## Aim of the exercise
Leave out the pictures and repeat every record exactly.

## Records for the exercise
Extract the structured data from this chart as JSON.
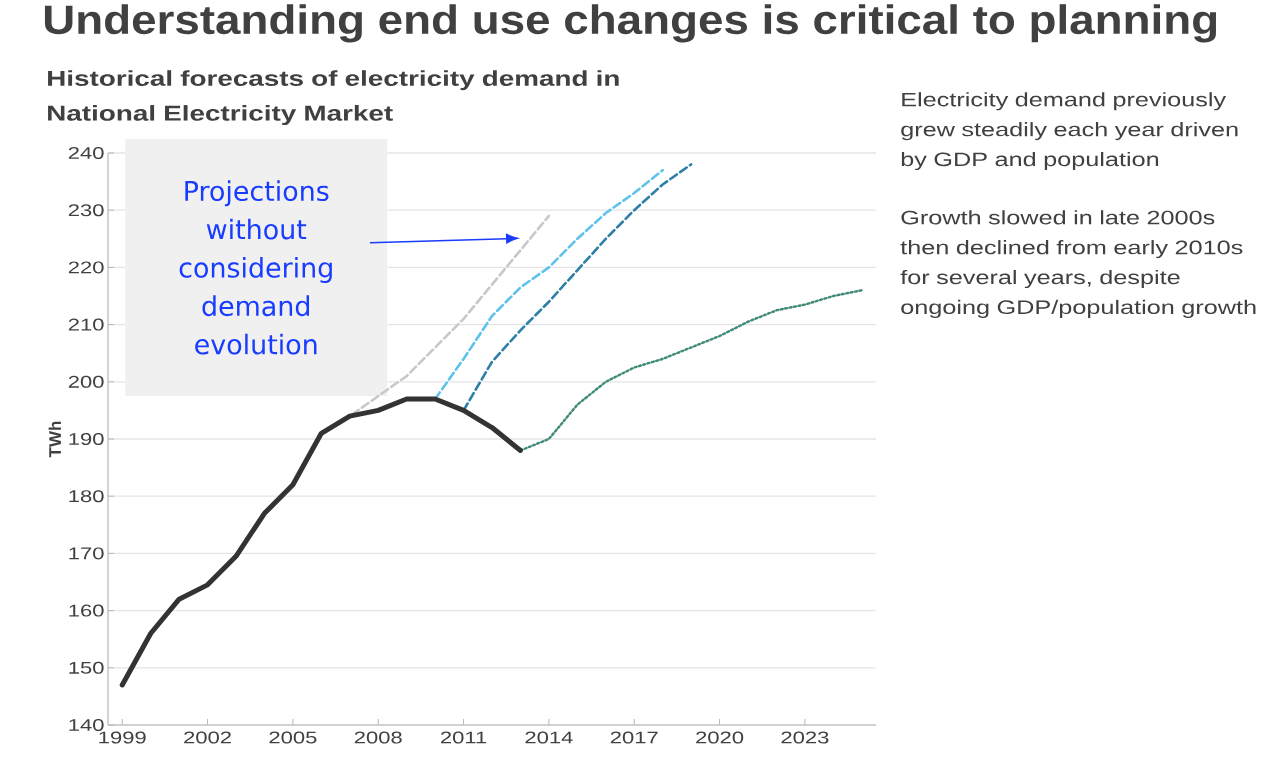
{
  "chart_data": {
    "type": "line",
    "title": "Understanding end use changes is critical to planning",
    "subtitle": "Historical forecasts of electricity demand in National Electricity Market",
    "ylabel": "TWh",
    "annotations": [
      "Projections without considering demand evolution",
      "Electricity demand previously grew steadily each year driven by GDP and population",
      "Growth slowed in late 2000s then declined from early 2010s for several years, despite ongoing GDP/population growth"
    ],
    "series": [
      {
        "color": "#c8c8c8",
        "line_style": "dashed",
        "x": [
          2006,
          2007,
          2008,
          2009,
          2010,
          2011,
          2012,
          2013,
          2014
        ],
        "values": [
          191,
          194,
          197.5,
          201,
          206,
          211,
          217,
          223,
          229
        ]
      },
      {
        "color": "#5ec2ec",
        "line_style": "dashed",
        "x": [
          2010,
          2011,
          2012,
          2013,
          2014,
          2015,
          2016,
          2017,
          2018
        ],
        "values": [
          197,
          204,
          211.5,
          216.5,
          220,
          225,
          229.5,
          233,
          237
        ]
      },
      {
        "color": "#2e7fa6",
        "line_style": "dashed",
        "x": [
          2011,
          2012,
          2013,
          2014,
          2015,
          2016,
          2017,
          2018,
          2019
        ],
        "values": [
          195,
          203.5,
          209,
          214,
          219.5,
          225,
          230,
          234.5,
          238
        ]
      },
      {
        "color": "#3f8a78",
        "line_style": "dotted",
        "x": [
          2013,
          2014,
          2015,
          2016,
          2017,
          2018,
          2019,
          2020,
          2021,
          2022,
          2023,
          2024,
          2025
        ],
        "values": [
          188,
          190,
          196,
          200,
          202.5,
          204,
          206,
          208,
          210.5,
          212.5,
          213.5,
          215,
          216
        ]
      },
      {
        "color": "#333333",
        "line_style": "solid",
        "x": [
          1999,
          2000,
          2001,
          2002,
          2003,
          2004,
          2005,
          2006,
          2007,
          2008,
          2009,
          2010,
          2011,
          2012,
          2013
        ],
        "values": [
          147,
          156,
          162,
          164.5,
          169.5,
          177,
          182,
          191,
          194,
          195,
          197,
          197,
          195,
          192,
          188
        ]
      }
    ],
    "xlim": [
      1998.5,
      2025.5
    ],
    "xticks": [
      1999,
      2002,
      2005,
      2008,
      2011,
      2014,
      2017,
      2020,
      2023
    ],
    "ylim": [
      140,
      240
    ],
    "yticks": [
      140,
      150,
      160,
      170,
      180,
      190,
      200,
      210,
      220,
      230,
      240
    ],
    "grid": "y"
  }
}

## Answer to the problem
Extract the structured data from this chart as JSON.
{
  "chart_data": {
    "type": "line",
    "title": "Understanding end use changes is critical to planning",
    "subtitle": "Historical forecasts of electricity demand in National Electricity Market",
    "ylabel": "TWh",
    "annotations": [
      "Projections without considering demand evolution",
      "Electricity demand previously grew steadily each year driven by GDP and population",
      "Growth slowed in late 2000s then declined from early 2010s for several years, despite ongoing GDP/population growth"
    ],
    "series": [
      {
        "color": "#c8c8c8",
        "line_style": "dashed",
        "x": [
          2006,
          2007,
          2008,
          2009,
          2010,
          2011,
          2012,
          2013,
          2014
        ],
        "values": [
          191,
          194,
          197.5,
          201,
          206,
          211,
          217,
          223,
          229
        ]
      },
      {
        "color": "#5ec2ec",
        "line_style": "dashed",
        "x": [
          2010,
          2011,
          2012,
          2013,
          2014,
          2015,
          2016,
          2017,
          2018
        ],
        "values": [
          197,
          204,
          211.5,
          216.5,
          220,
          225,
          229.5,
          233,
          237
        ]
      },
      {
        "color": "#2e7fa6",
        "line_style": "dashed",
        "x": [
          2011,
          2012,
          2013,
          2014,
          2015,
          2016,
          2017,
          2018,
          2019
        ],
        "values": [
          195,
          203.5,
          209,
          214,
          219.5,
          225,
          230,
          234.5,
          238
        ]
      },
      {
        "color": "#3f8a78",
        "line_style": "dotted",
        "x": [
          2013,
          2014,
          2015,
          2016,
          2017,
          2018,
          2019,
          2020,
          2021,
          2022,
          2023,
          2024,
          2025
        ],
        "values": [
          188,
          190,
          196,
          200,
          202.5,
          204,
          206,
          208,
          210.5,
          212.5,
          213.5,
          215,
          216
        ]
      },
      {
        "color": "#333333",
        "line_style": "solid",
        "x": [
          1999,
          2000,
          2001,
          2002,
          2003,
          2004,
          2005,
          2006,
          2007,
          2008,
          2009,
          2010,
          2011,
          2012,
          2013
        ],
        "values": [
          147,
          156,
          162,
          164.5,
          169.5,
          177,
          182,
          191,
          194,
          195,
          197,
          197,
          195,
          192,
          188
        ]
      }
    ],
    "xlim": [
      1998.5,
      2025.5
    ],
    "xticks": [
      1999,
      2002,
      2005,
      2008,
      2011,
      2014,
      2017,
      2020,
      2023
    ],
    "ylim": [
      140,
      240
    ],
    "yticks": [
      140,
      150,
      160,
      170,
      180,
      190,
      200,
      210,
      220,
      230,
      240
    ],
    "grid": "y"
  }
}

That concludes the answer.